------ THE INPUT ------

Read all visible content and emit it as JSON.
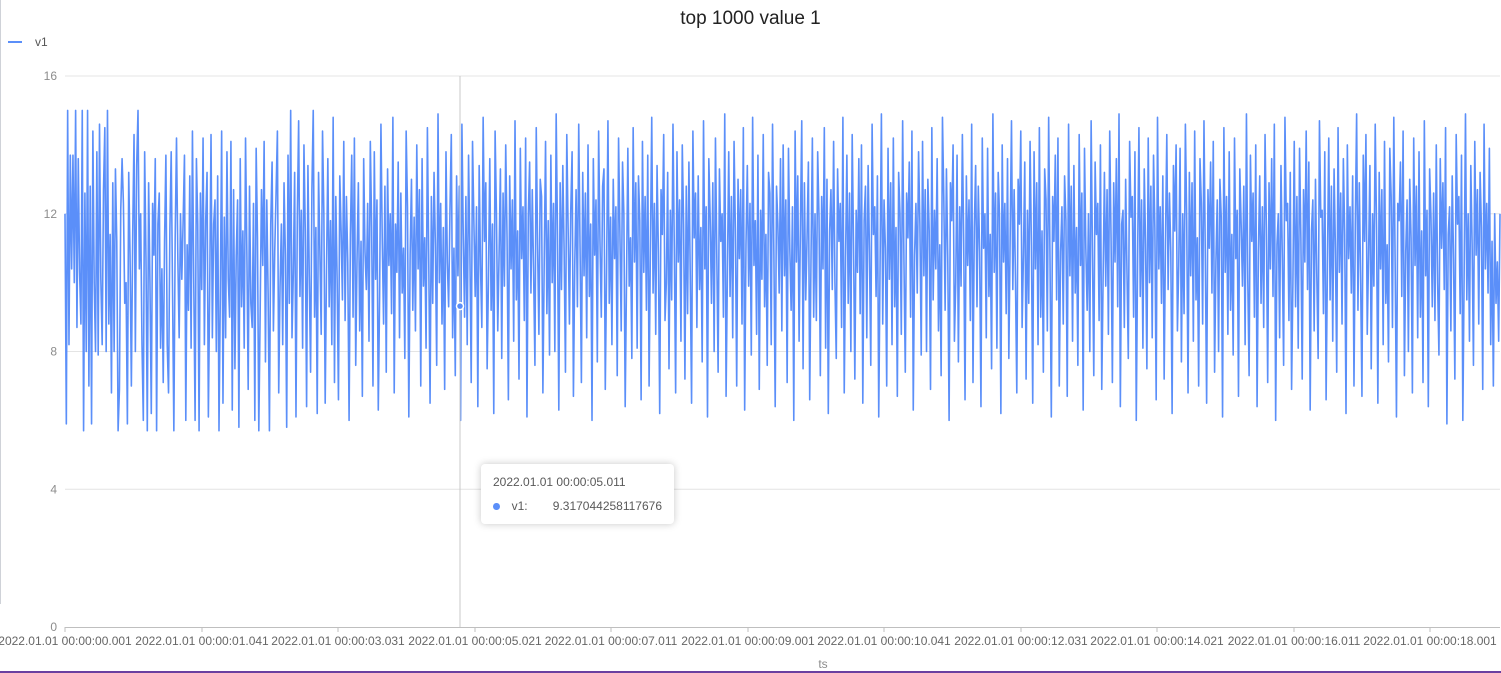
{
  "colors": {
    "series": "#5b8ff9",
    "grid": "#e4e4e4",
    "axis": "#bfbfbf",
    "text": "#8c8c8c"
  },
  "tooltip": {
    "title": "2022.01.01 00:00:05.011",
    "series_name": "v1:",
    "value": "9.317044258117676"
  },
  "chart_data": {
    "type": "line",
    "title": "top 1000 value 1",
    "xlabel": "ts",
    "ylabel": "",
    "ylim": [
      0,
      16
    ],
    "y_ticks": [
      "0",
      "4",
      "8",
      "12",
      "16"
    ],
    "x_ticks": [
      "2022.01.01 00:00:00.001",
      "2022.01.01 00:00:01.041",
      "2022.01.01 00:00:03.031",
      "2022.01.01 00:00:05.021",
      "2022.01.01 00:00:07.011",
      "2022.01.01 00:00:09.001",
      "2022.01.01 00:00:10.041",
      "2022.01.01 00:00:12.031",
      "2022.01.01 00:00:14.021",
      "2022.01.01 00:00:16.011",
      "2022.01.01 00:00:18.001"
    ],
    "grid": true,
    "legend_position": "top-left",
    "series": [
      {
        "name": "v1",
        "values": [
          12.0,
          5.9,
          15.0,
          8.2,
          13.7,
          10.4,
          13.7,
          10.0,
          15.0,
          8.7,
          13.6,
          10.3,
          8.8,
          15.0,
          5.7,
          12.6,
          8.0,
          15.0,
          7.0,
          12.8,
          5.9,
          14.4,
          10.0,
          8.0,
          13.8,
          7.9,
          14.6,
          10.1,
          8.2,
          12.7,
          14.5,
          8.0,
          15.0,
          8.8,
          11.4,
          6.8,
          12.9,
          8.0,
          13.3,
          11.2,
          5.7,
          6.9,
          12.1,
          13.6,
          12.3,
          9.4,
          10.0,
          5.9,
          13.2,
          10.8,
          7.0,
          11.4,
          14.3,
          8.0,
          13.4,
          15.0,
          10.4,
          12.0,
          8.2,
          6.0,
          13.8,
          10.7,
          5.7,
          12.9,
          10.0,
          6.2,
          12.3,
          10.8,
          13.6,
          5.7,
          11.7,
          12.6,
          8.1,
          10.4,
          7.1,
          11.2,
          13.7,
          8.2,
          6.8,
          11.5,
          13.8,
          9.8,
          5.7,
          11.3,
          14.2,
          10.7,
          8.4,
          12.0,
          10.1,
          11.8,
          13.7,
          6.0,
          11.1,
          9.2,
          13.1,
          8.1,
          14.4,
          10.0,
          6.0,
          13.6,
          11.7,
          5.7,
          12.6,
          9.8,
          14.2,
          8.2,
          11.8,
          13.2,
          6.1,
          9.8,
          14.3,
          8.4,
          11.7,
          12.4,
          8.0,
          13.1,
          5.7,
          9.6,
          14.4,
          6.5,
          11.9,
          8.4,
          13.8,
          10.1,
          9.0,
          14.1,
          6.3,
          12.7,
          7.5,
          10.8,
          12.4,
          5.8,
          13.6,
          9.3,
          11.5,
          8.1,
          14.2,
          10.9,
          6.9,
          12.8,
          9.4,
          8.7,
          12.3,
          6.0,
          13.9,
          11.3,
          5.7,
          9.1,
          12.7,
          10.5,
          14.1,
          7.7,
          12.4,
          9.7,
          5.7,
          11.7,
          13.5,
          8.6,
          10.9,
          12.6,
          14.4,
          6.8,
          9.9,
          11.7,
          8.2,
          12.9,
          10.8,
          5.8,
          13.7,
          9.4,
          15.0,
          8.4,
          10.3,
          13.2,
          6.1,
          11.9,
          14.7,
          9.6,
          12.1,
          8.1,
          14.0,
          11.5,
          6.4,
          13.4,
          10.2,
          7.4,
          12.7,
          15.0,
          9.0,
          11.6,
          6.2,
          13.2,
          10.9,
          8.5,
          14.4,
          12.0,
          6.5,
          10.4,
          13.6,
          9.3,
          11.8,
          8.2,
          14.8,
          7.1,
          12.5,
          10.1,
          6.6,
          13.1,
          11.5,
          9.5,
          14.1,
          8.9,
          12.5,
          10.6,
          6.0,
          11.4,
          13.7,
          9.0,
          14.2,
          7.6,
          10.7,
          12.9,
          8.6,
          11.2,
          6.7,
          13.6,
          10.9,
          9.8,
          12.3,
          8.3,
          14.1,
          11.6,
          7.0,
          13.8,
          10.1,
          12.4,
          6.3,
          9.6,
          14.6,
          11.2,
          8.8,
          12.8,
          7.4,
          13.3,
          10.5,
          12.0,
          9.1,
          14.8,
          6.8,
          11.7,
          10.3,
          13.5,
          8.4,
          12.6,
          9.7,
          11.0,
          7.8,
          14.4,
          12.2,
          6.1,
          10.8,
          13.0,
          9.2,
          11.9,
          8.6,
          14.0,
          10.4,
          12.7,
          7.0,
          13.6,
          9.9,
          11.3,
          8.1,
          14.5,
          10.7,
          6.5,
          12.5,
          9.4,
          13.2,
          11.1,
          7.6,
          14.9,
          10.0,
          12.3,
          8.8,
          11.6,
          6.9,
          13.8,
          10.6,
          9.3,
          12.1,
          14.3,
          8.4,
          11.0,
          7.3,
          13.1,
          10.2,
          12.8,
          6.0,
          14.6,
          11.4,
          9.0,
          12.5,
          8.2,
          13.7,
          10.9,
          7.1,
          14.1,
          11.8,
          9.6,
          12.2,
          6.4,
          13.4,
          10.5,
          8.7,
          14.8,
          11.2,
          12.9,
          7.5,
          10.1,
          13.6,
          9.2,
          11.7,
          6.2,
          14.4,
          12.0,
          8.6,
          10.8,
          13.3,
          7.8,
          12.6,
          9.9,
          14.0,
          11.3,
          6.6,
          13.1,
          10.4,
          12.4,
          8.3,
          14.7,
          9.5,
          11.5,
          7.2,
          13.9,
          10.7,
          12.2,
          8.9,
          14.2,
          6.1,
          11.9,
          13.5,
          9.7,
          12.7,
          10.3,
          7.6,
          14.5,
          11.1,
          8.5,
          13.0,
          12.5,
          6.8,
          10.6,
          14.1,
          9.1,
          11.8,
          7.9,
          13.7,
          10.0,
          12.3,
          8.0,
          14.9,
          11.4,
          6.3,
          12.9,
          9.8,
          13.4,
          10.9,
          7.4,
          14.3,
          11.6,
          8.8,
          12.1,
          13.8,
          6.7,
          10.5,
          12.7,
          9.3,
          14.6,
          11.0,
          7.1,
          13.2,
          10.2,
          12.6,
          8.4,
          14.0,
          9.6,
          11.7,
          6.0,
          13.6,
          10.8,
          12.4,
          7.7,
          14.4,
          11.2,
          9.0,
          12.8,
          13.3,
          6.9,
          10.4,
          14.7,
          9.4,
          11.9,
          8.2,
          13.0,
          10.7,
          12.2,
          7.3,
          14.2,
          11.5,
          8.6,
          13.5,
          12.0,
          6.4,
          10.1,
          13.9,
          9.9,
          11.3,
          7.8,
          14.5,
          10.6,
          12.9,
          8.1,
          13.1,
          11.8,
          6.6,
          14.1,
          10.3,
          12.5,
          9.2,
          13.7,
          7.0,
          11.1,
          14.8,
          9.7,
          12.3,
          8.5,
          13.4,
          10.9,
          6.2,
          12.7,
          11.4,
          14.3,
          8.9,
          10.0,
          13.2,
          7.5,
          12.1,
          9.5,
          14.6,
          11.0,
          6.8,
          13.8,
          10.6,
          12.4,
          8.3,
          14.0,
          11.7,
          7.2,
          12.8,
          9.1,
          13.5,
          10.2,
          6.5,
          14.4,
          11.3,
          12.6,
          8.7,
          13.1,
          9.8,
          11.6,
          7.7,
          14.7,
          10.4,
          12.2,
          6.1,
          13.6,
          11.9,
          9.4,
          12.9,
          8.0,
          14.2,
          10.8,
          7.4,
          13.3,
          11.2,
          12.0,
          9.0,
          14.9,
          6.7,
          10.3,
          13.8,
          9.6,
          12.5,
          8.4,
          14.1,
          11.5,
          7.0,
          13.0,
          10.7,
          12.7,
          8.8,
          14.5,
          6.3,
          11.1,
          13.4,
          9.9,
          12.3,
          7.9,
          14.8,
          10.5,
          11.8,
          8.5,
          13.7,
          6.9,
          12.1,
          10.1,
          14.3,
          9.3,
          11.4,
          7.6,
          13.2,
          12.6,
          8.2,
          14.6,
          10.9,
          6.4,
          12.8,
          11.7,
          9.7,
          13.6,
          8.6,
          14.0,
          10.2,
          12.4,
          7.1,
          13.9,
          11.0,
          9.2,
          12.2,
          6.0,
          14.4,
          10.6,
          13.1,
          8.3,
          11.6,
          14.7,
          7.5,
          12.9,
          9.5,
          11.3,
          13.5,
          6.6,
          10.8,
          14.2,
          9.0,
          12.0,
          8.9,
          13.8,
          11.9,
          7.3,
          12.5,
          10.4,
          14.5,
          8.1,
          13.0,
          6.2,
          11.5,
          12.7,
          9.8,
          14.1,
          10.0,
          7.8,
          13.3,
          11.2,
          12.3,
          8.7,
          14.8,
          6.8,
          10.7,
          13.7,
          9.4,
          12.6,
          8.0,
          14.3,
          11.1,
          7.2,
          12.1,
          10.3,
          13.6,
          9.1,
          14.0,
          6.5,
          11.8,
          12.8,
          8.4,
          13.4,
          10.9,
          7.6,
          14.6,
          11.4,
          12.2,
          9.6,
          13.1,
          6.1,
          10.5,
          14.9,
          8.8,
          12.4,
          11.0,
          7.0,
          13.9,
          10.1,
          12.9,
          8.2,
          14.2,
          9.3,
          11.6,
          6.7,
          13.2,
          12.0,
          8.5,
          14.7,
          10.6,
          7.4,
          12.6,
          11.3,
          13.5,
          9.0,
          14.4,
          6.3,
          10.8,
          12.3,
          9.7,
          13.8,
          11.7,
          7.9,
          14.1,
          10.2,
          12.7,
          8.0,
          13.0,
          11.5,
          6.9,
          14.5,
          9.5,
          12.1,
          10.4,
          13.6,
          8.6,
          11.1,
          7.3,
          14.8,
          12.5,
          9.2,
          13.3,
          10.7,
          6.0,
          12.9,
          11.8,
          14.0,
          8.3,
          10.0,
          13.7,
          7.7,
          12.2,
          9.9,
          14.3,
          11.2,
          6.6,
          13.1,
          10.5,
          12.4,
          8.9,
          14.6,
          7.1,
          11.6,
          13.4,
          9.3,
          12.8,
          10.9,
          6.4,
          14.2,
          11.0,
          12.0,
          8.4,
          13.9,
          9.6,
          11.4,
          7.5,
          14.9,
          10.3,
          12.6,
          8.1,
          13.2,
          11.9,
          6.2,
          14.0,
          10.6,
          12.3,
          9.1,
          13.6,
          7.8,
          11.3,
          14.7,
          9.8,
          12.7,
          10.1,
          6.8,
          13.0,
          11.7,
          14.4,
          8.7,
          10.8,
          13.5,
          7.2,
          12.1,
          9.4,
          14.1,
          11.1,
          6.5,
          13.8,
          10.4,
          12.9,
          8.2,
          14.5,
          9.0,
          11.5,
          7.4,
          13.3,
          12.4,
          8.6,
          14.8,
          10.7,
          6.1,
          12.5,
          11.2,
          13.7,
          9.5,
          14.2,
          7.0,
          10.9,
          12.2,
          8.8,
          13.1,
          11.8,
          6.7,
          14.6,
          10.2,
          12.8,
          8.3,
          13.4,
          9.7,
          11.6,
          7.6,
          14.3,
          10.5,
          12.6,
          6.3,
          13.9,
          11.0,
          9.2,
          12.0,
          8.0,
          14.7,
          10.8,
          7.3,
          13.5,
          11.4,
          12.3,
          8.9,
          14.0,
          6.9,
          10.1,
          13.2,
          9.9,
          12.7,
          8.5,
          14.4,
          11.3,
          7.1,
          12.9,
          10.6,
          13.6,
          9.3,
          14.9,
          6.4,
          11.7,
          12.1,
          8.7,
          13.0,
          10.3,
          7.8,
          14.1,
          11.9,
          12.5,
          9.0,
          13.8,
          6.0,
          10.7,
          14.5,
          9.6,
          12.4,
          8.1,
          13.3,
          11.1,
          7.5,
          14.2,
          10.0,
          12.8,
          8.4,
          13.7,
          11.6,
          6.6,
          14.8,
          10.4,
          12.2,
          9.4,
          13.1,
          7.2,
          11.2,
          14.3,
          9.8,
          12.6,
          10.9,
          6.2,
          13.4,
          11.5,
          14.0,
          8.6,
          10.5,
          13.9,
          7.7,
          12.0,
          9.1,
          14.6,
          11.8,
          6.8,
          13.2,
          10.2,
          12.9,
          8.3,
          14.4,
          9.5,
          11.3,
          7.0,
          13.6,
          12.3,
          8.8,
          14.7,
          10.8,
          6.5,
          12.7,
          11.0,
          13.5,
          9.7,
          14.1,
          7.4,
          10.6,
          12.4,
          8.0,
          13.0,
          11.9,
          6.1,
          14.5,
          10.3,
          12.5,
          8.5,
          13.8,
          9.2,
          11.4,
          7.9,
          14.2,
          10.7,
          12.1,
          6.7,
          13.3,
          11.7,
          9.9,
          12.8,
          8.2,
          14.9,
          10.1,
          7.3,
          13.7,
          11.2,
          12.6,
          9.0,
          14.0,
          6.4,
          10.9,
          13.1,
          9.4,
          12.2,
          8.7,
          14.3,
          11.6,
          7.1,
          12.9,
          10.4,
          13.6,
          9.6,
          14.6,
          6.0,
          11.1,
          12.0,
          8.4,
          13.4,
          10.8,
          7.6,
          14.8,
          11.8,
          12.3,
          8.9,
          13.2,
          6.9,
          10.0,
          14.1,
          9.3,
          12.5,
          8.1,
          13.9,
          11.3,
          7.2,
          12.7,
          10.6,
          14.4,
          9.8,
          13.5,
          6.3,
          11.5,
          12.4,
          8.6,
          13.0,
          10.2,
          7.8,
          14.7,
          11.9,
          12.1,
          9.1,
          13.8,
          6.6,
          10.5,
          14.2,
          9.5,
          12.8,
          8.3,
          13.3,
          11.0,
          7.4,
          14.5,
          10.3,
          12.6,
          8.8,
          13.6,
          11.4,
          6.2,
          14.0,
          10.7,
          12.2,
          9.7,
          13.1,
          7.0,
          11.7,
          14.9,
          9.2,
          12.9,
          10.1,
          6.7,
          13.7,
          11.2,
          14.3,
          8.5,
          10.8,
          13.4,
          7.5,
          12.0,
          9.9,
          14.6,
          11.6,
          6.5,
          13.2,
          10.4,
          12.7,
          8.2,
          14.1,
          9.4,
          11.1,
          7.7,
          13.9,
          12.5,
          8.7,
          14.8,
          10.6,
          6.1,
          12.3,
          11.8,
          13.5,
          9.6,
          14.4,
          7.3,
          10.9,
          12.4,
          8.0,
          13.0,
          11.3,
          6.8,
          14.2,
          10.5,
          12.8,
          8.4,
          13.8,
          9.0,
          11.5,
          7.1,
          14.7,
          10.2,
          12.1,
          6.4,
          13.3,
          11.9,
          9.3,
          12.6,
          8.9,
          14.0,
          10.0,
          7.9,
          13.6,
          11.0,
          12.9,
          9.8,
          14.5,
          5.9,
          11.4,
          12.2,
          8.6,
          13.1,
          10.7,
          7.2,
          14.3,
          11.7,
          12.5,
          9.1,
          13.7,
          6.0,
          10.3,
          14.9,
          9.5,
          12.0,
          8.3,
          13.4,
          11.1,
          7.6,
          14.1,
          10.8,
          12.7,
          8.8,
          13.2,
          11.6,
          6.9,
          14.6,
          10.4,
          12.3,
          9.7,
          13.9,
          8.2,
          11.2,
          7.0,
          12.0,
          9.4,
          10.6,
          8.3,
          12.0
        ]
      }
    ]
  }
}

------

## GIVEN EXERCISE
Where a line of the material above holds the string "title", copy that line.

## THE SOLUTION
    "title": "2022.01.01 00:00:05.011",
    "title": "top 1000 value 1",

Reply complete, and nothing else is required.